Listed records
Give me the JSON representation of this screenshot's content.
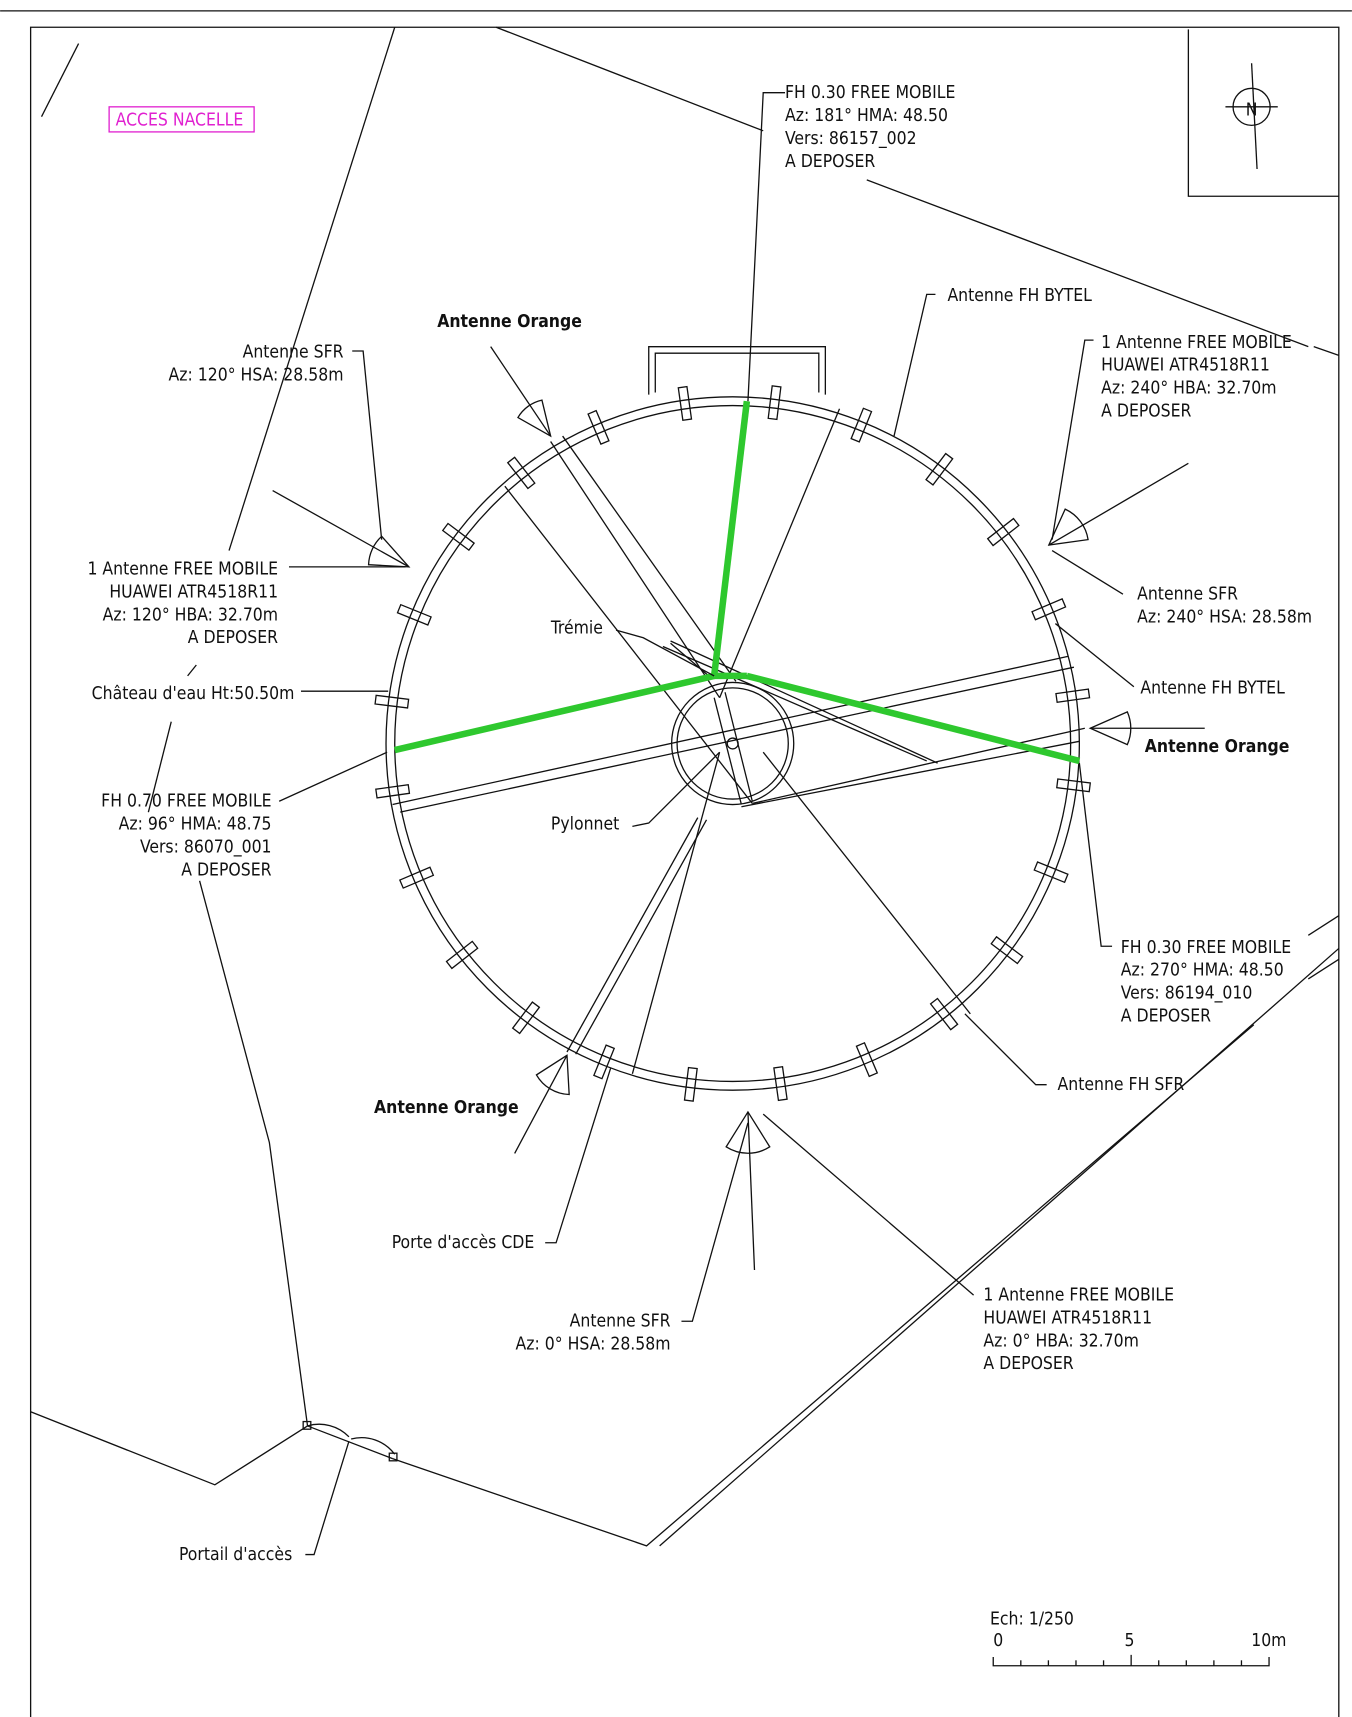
{
  "labels": [
    [
      "ACCES NACELLE"
    ],
    [
      "FH 0.30 FREE MOBILE",
      "Az: 181° HMA: 48.50",
      "Vers: 86157_002",
      "A DEPOSER"
    ],
    [
      "Antenne FH BYTEL"
    ],
    [
      "Antenne Orange"
    ],
    [
      "Antenne SFR",
      "Az: 120° HSA: 28.58m"
    ],
    [
      "1 Antenne FREE MOBILE",
      "HUAWEI ATR4518R11",
      "Az: 120° HBA: 32.70m",
      "A DEPOSER"
    ],
    [
      "1 Antenne FREE MOBILE",
      "HUAWEI ATR4518R11",
      "Az: 240° HBA: 32.70m",
      "A DEPOSER"
    ],
    [
      "Antenne SFR",
      "Az: 240° HSA: 28.58m"
    ],
    [
      "Trémie"
    ],
    [
      "Château d'eau Ht:50.50m"
    ],
    [
      "Antenne FH BYTEL"
    ],
    [
      "Antenne Orange"
    ],
    [
      "FH 0.70 FREE MOBILE",
      "Az: 96° HMA: 48.75",
      "Vers: 86070_001",
      "A DEPOSER"
    ],
    [
      "Pylonnet"
    ],
    [
      "FH 0.30 FREE MOBILE",
      "Az: 270° HMA: 48.50",
      "Vers: 86194_010",
      "A DEPOSER"
    ],
    [
      "Antenne FH SFR"
    ],
    [
      "Antenne Orange"
    ],
    [
      "Porte d'accès CDE"
    ],
    [
      "1 Antenne FREE MOBILE",
      "HUAWEI ATR4518R11",
      "Az: 0° HBA: 32.70m",
      "A DEPOSER"
    ],
    [
      "Antenne SFR",
      "Az: 0° HSA: 28.58m"
    ],
    [
      "Portail d'accès"
    ]
  ],
  "north": "N",
  "scale": {
    "title": "Ech: 1/250",
    "ticks": [
      "0",
      "5",
      "10m"
    ]
  }
}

What is asked
Write out the entries again, exactly as given, skipping any images.

Solution to this task
Give me the JSON representation of this screenshot's content.
{
  "labels": [
    [
      "ACCES NACELLE"
    ],
    [
      "FH 0.30 FREE MOBILE",
      "Az: 181° HMA: 48.50",
      "Vers: 86157_002",
      "A DEPOSER"
    ],
    [
      "Antenne FH BYTEL"
    ],
    [
      "Antenne Orange"
    ],
    [
      "Antenne SFR",
      "Az: 120° HSA: 28.58m"
    ],
    [
      "1 Antenne FREE MOBILE",
      "HUAWEI ATR4518R11",
      "Az: 120° HBA: 32.70m",
      "A DEPOSER"
    ],
    [
      "1 Antenne FREE MOBILE",
      "HUAWEI ATR4518R11",
      "Az: 240° HBA: 32.70m",
      "A DEPOSER"
    ],
    [
      "Antenne SFR",
      "Az: 240° HSA: 28.58m"
    ],
    [
      "Trémie"
    ],
    [
      "Château d'eau Ht:50.50m"
    ],
    [
      "Antenne FH BYTEL"
    ],
    [
      "Antenne Orange"
    ],
    [
      "FH 0.70 FREE MOBILE",
      "Az: 96° HMA: 48.75",
      "Vers: 86070_001",
      "A DEPOSER"
    ],
    [
      "Pylonnet"
    ],
    [
      "FH 0.30 FREE MOBILE",
      "Az: 270° HMA: 48.50",
      "Vers: 86194_010",
      "A DEPOSER"
    ],
    [
      "Antenne FH SFR"
    ],
    [
      "Antenne Orange"
    ],
    [
      "Porte d'accès CDE"
    ],
    [
      "1 Antenne FREE MOBILE",
      "HUAWEI ATR4518R11",
      "Az: 0° HBA: 32.70m",
      "A DEPOSER"
    ],
    [
      "Antenne SFR",
      "Az: 0° HSA: 28.58m"
    ],
    [
      "Portail d'accès"
    ]
  ],
  "north": "N",
  "scale": {
    "title": "Ech: 1/250",
    "ticks": [
      "0",
      "5",
      "10m"
    ]
  }
}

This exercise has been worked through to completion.